__Task details__. Which lines have the string "Cloud"? Copy all of them from the entries below.

__Supplied information__.
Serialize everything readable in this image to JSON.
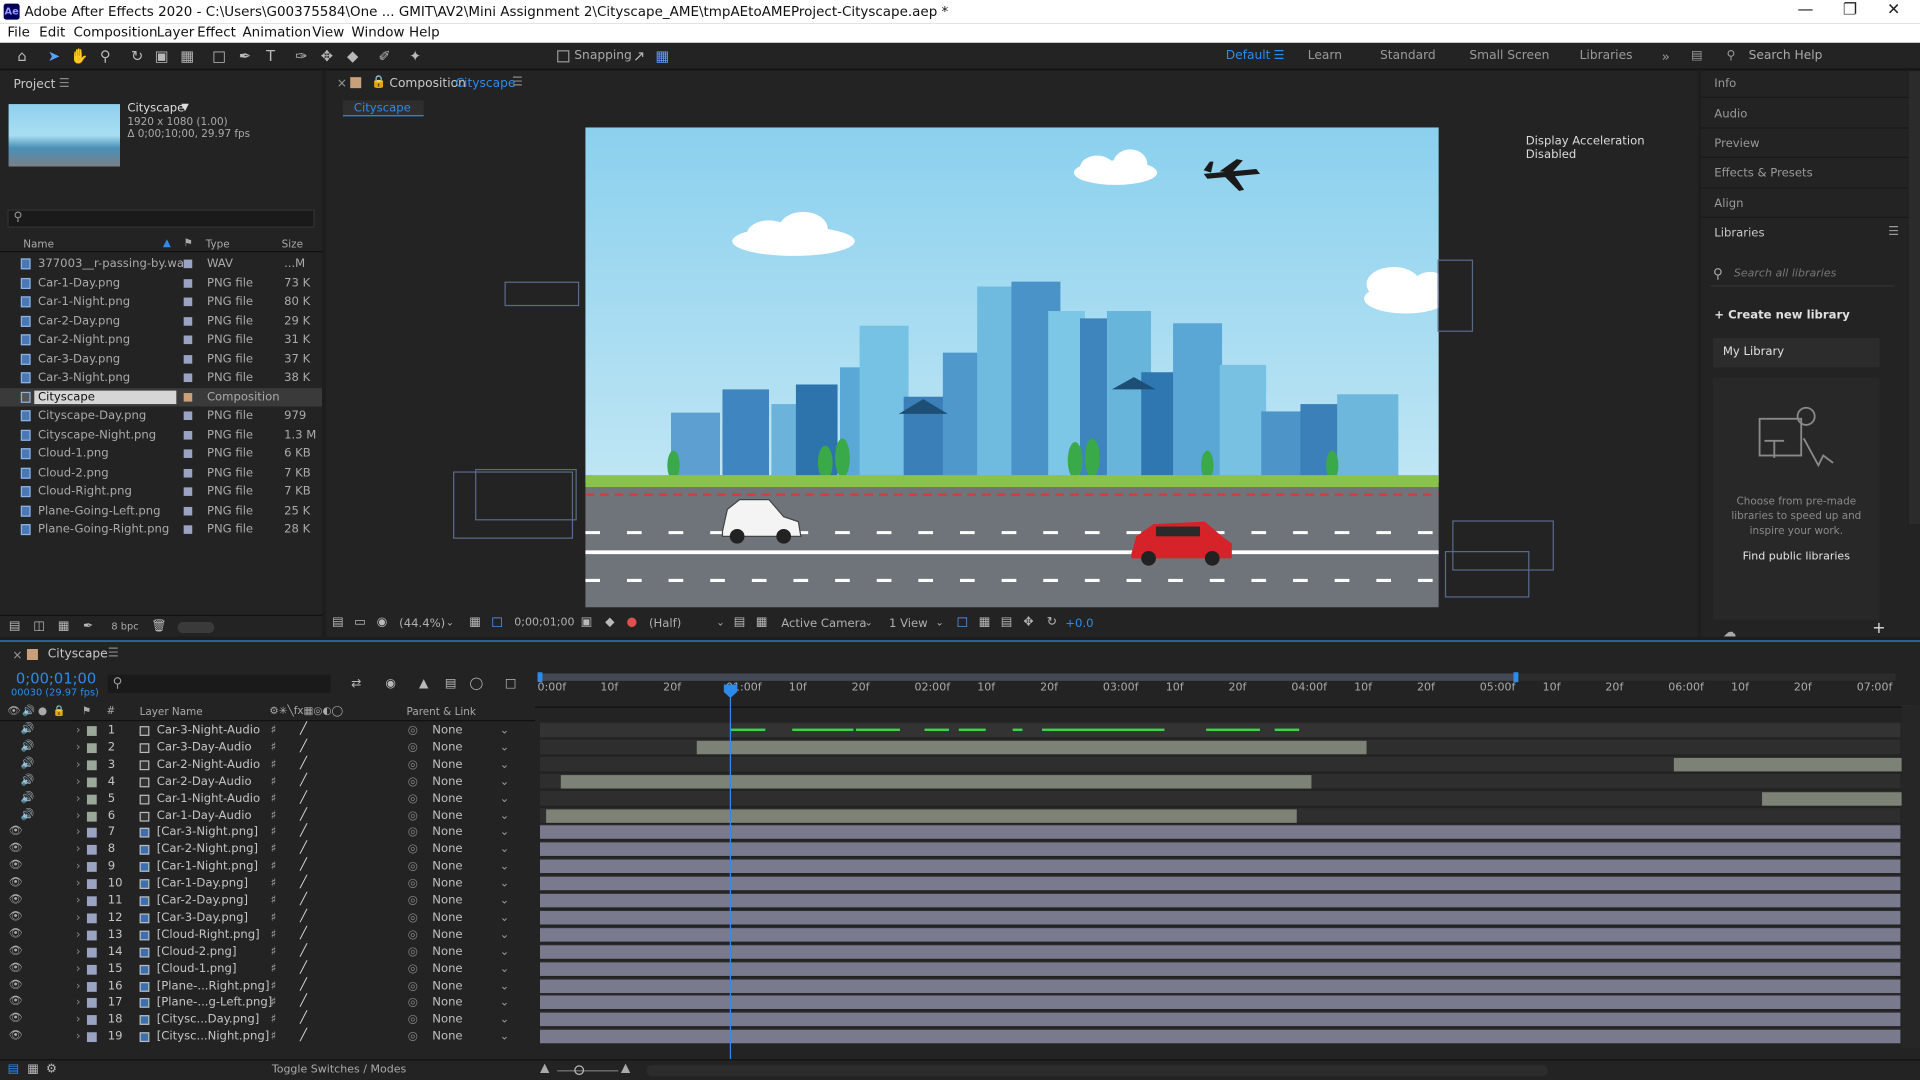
{
  "app": {
    "title": "Adobe After Effects 2020 - C:\\Users\\G00375584\\One ... GMIT\\AV2\\Mini Assignment 2\\Cityscape_AME\\tmpAEtoAMEProject-Cityscape.aep *",
    "logo": "Ae"
  },
  "menu": [
    "File",
    "Edit",
    "Composition",
    "Layer",
    "Effect",
    "Animation",
    "View",
    "Window",
    "Help"
  ],
  "toolbar": {
    "snapping": "Snapping",
    "workspaces": [
      "Default",
      "Learn",
      "Standard",
      "Small Screen",
      "Libraries"
    ],
    "search_help": "Search Help"
  },
  "project": {
    "tab": "Project",
    "comp_name": "Cityscape",
    "comp_res": "1920 x 1080 (1.00)",
    "comp_dur": "Δ 0;00;10;00, 29.97 fps",
    "columns": {
      "name": "Name",
      "type": "Type",
      "size": "Size"
    },
    "items": [
      {
        "name": "377003__r-passing-by.wav",
        "type": "WAV",
        "size": "...M",
        "icon": "audio-file-icon"
      },
      {
        "name": "Car-1-Day.png",
        "type": "PNG file",
        "size": "73 K"
      },
      {
        "name": "Car-1-Night.png",
        "type": "PNG file",
        "size": "80 K"
      },
      {
        "name": "Car-2-Day.png",
        "type": "PNG file",
        "size": "29 K"
      },
      {
        "name": "Car-2-Night.png",
        "type": "PNG file",
        "size": "31 K"
      },
      {
        "name": "Car-3-Day.png",
        "type": "PNG file",
        "size": "37 K"
      },
      {
        "name": "Car-3-Night.png",
        "type": "PNG file",
        "size": "38 K"
      },
      {
        "name": "Cityscape",
        "type": "Composition",
        "size": "",
        "selected": true
      },
      {
        "name": "Cityscape-Day.png",
        "type": "PNG file",
        "size": "979"
      },
      {
        "name": "Cityscape-Night.png",
        "type": "PNG file",
        "size": "1.3 M"
      },
      {
        "name": "Cloud-1.png",
        "type": "PNG file",
        "size": "6 KB"
      },
      {
        "name": "Cloud-2.png",
        "type": "PNG file",
        "size": "7 KB"
      },
      {
        "name": "Cloud-Right.png",
        "type": "PNG file",
        "size": "7 KB"
      },
      {
        "name": "Plane-Going-Left.png",
        "type": "PNG file",
        "size": "25 K"
      },
      {
        "name": "Plane-Going-Right.png",
        "type": "PNG file",
        "size": "28 K"
      }
    ],
    "bpc": "8 bpc"
  },
  "composition": {
    "tab_prefix": "Composition",
    "tab_name": "Cityscape",
    "subtab": "Cityscape",
    "display_note": "Display Acceleration Disabled",
    "zoom": "(44.4%)",
    "time": "0;00;01;00",
    "resolution": "(Half)",
    "camera": "Active Camera",
    "views": "1 View",
    "exposure": "+0.0"
  },
  "right": {
    "panels": [
      "Info",
      "Audio",
      "Preview",
      "Effects & Presets",
      "Align",
      "Libraries"
    ],
    "lib_search": "Search all libraries",
    "create_lib": "Create new library",
    "my_library": "My Library",
    "promo": "Choose from pre-made libraries to speed up and inspire your work.",
    "find_public": "Find public libraries"
  },
  "timeline": {
    "tab": "Cityscape",
    "current_time": "0;00;01;00",
    "fps_note": "00030 (29.97 fps)",
    "layer_name_header": "Layer Name",
    "parent_header": "Parent & Link",
    "ruler": [
      "0:00f",
      "10f",
      "20f",
      "01:00f",
      "10f",
      "20f",
      "02:00f",
      "10f",
      "20f",
      "03:00f",
      "10f",
      "20f",
      "04:00f",
      "10f",
      "20f",
      "05:00f",
      "10f",
      "20f",
      "06:00f",
      "10f",
      "20f",
      "07:00f"
    ],
    "toggle": "Toggle Switches / Modes",
    "layers": [
      {
        "num": "1",
        "name": "Car-3-Night-Audio",
        "audio": true,
        "parent": "None"
      },
      {
        "num": "2",
        "name": "Car-3-Day-Audio",
        "audio": true,
        "parent": "None"
      },
      {
        "num": "3",
        "name": "Car-2-Night-Audio",
        "audio": true,
        "parent": "None"
      },
      {
        "num": "4",
        "name": "Car-2-Day-Audio",
        "audio": true,
        "parent": "None"
      },
      {
        "num": "5",
        "name": "Car-1-Night-Audio",
        "audio": true,
        "parent": "None"
      },
      {
        "num": "6",
        "name": "Car-1-Day-Audio",
        "audio": true,
        "parent": "None"
      },
      {
        "num": "7",
        "name": "[Car-3-Night.png]",
        "audio": false,
        "parent": "None"
      },
      {
        "num": "8",
        "name": "[Car-2-Night.png]",
        "audio": false,
        "parent": "None"
      },
      {
        "num": "9",
        "name": "[Car-1-Night.png]",
        "audio": false,
        "parent": "None"
      },
      {
        "num": "10",
        "name": "[Car-1-Day.png]",
        "audio": false,
        "parent": "None"
      },
      {
        "num": "11",
        "name": "[Car-2-Day.png]",
        "audio": false,
        "parent": "None"
      },
      {
        "num": "12",
        "name": "[Car-3-Day.png]",
        "audio": false,
        "parent": "None"
      },
      {
        "num": "13",
        "name": "[Cloud-Right.png]",
        "audio": false,
        "parent": "None"
      },
      {
        "num": "14",
        "name": "[Cloud-2.png]",
        "audio": false,
        "parent": "None"
      },
      {
        "num": "15",
        "name": "[Cloud-1.png]",
        "audio": false,
        "parent": "None"
      },
      {
        "num": "16",
        "name": "[Plane-...Right.png]",
        "audio": false,
        "parent": "None"
      },
      {
        "num": "17",
        "name": "[Plane-...g-Left.png]",
        "audio": false,
        "parent": "None"
      },
      {
        "num": "18",
        "name": "[Citysc...Day.png]",
        "audio": false,
        "parent": "None"
      },
      {
        "num": "19",
        "name": "[Citysc...Night.png]",
        "audio": false,
        "parent": "None"
      }
    ]
  },
  "colors": {
    "accent": "#2d8ceb",
    "audio_bar": "#7d8276",
    "video_bar": "#7a7a8e",
    "selection": "#d6d6d6"
  }
}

__Reply__.
        "name": "Cloud-1.png",
        "name": "Cloud-2.png",
        "name": "Cloud-Right.png",
        "name": "[Cloud-Right.png]",
        "name": "[Cloud-2.png]",
        "name": "[Cloud-1.png]",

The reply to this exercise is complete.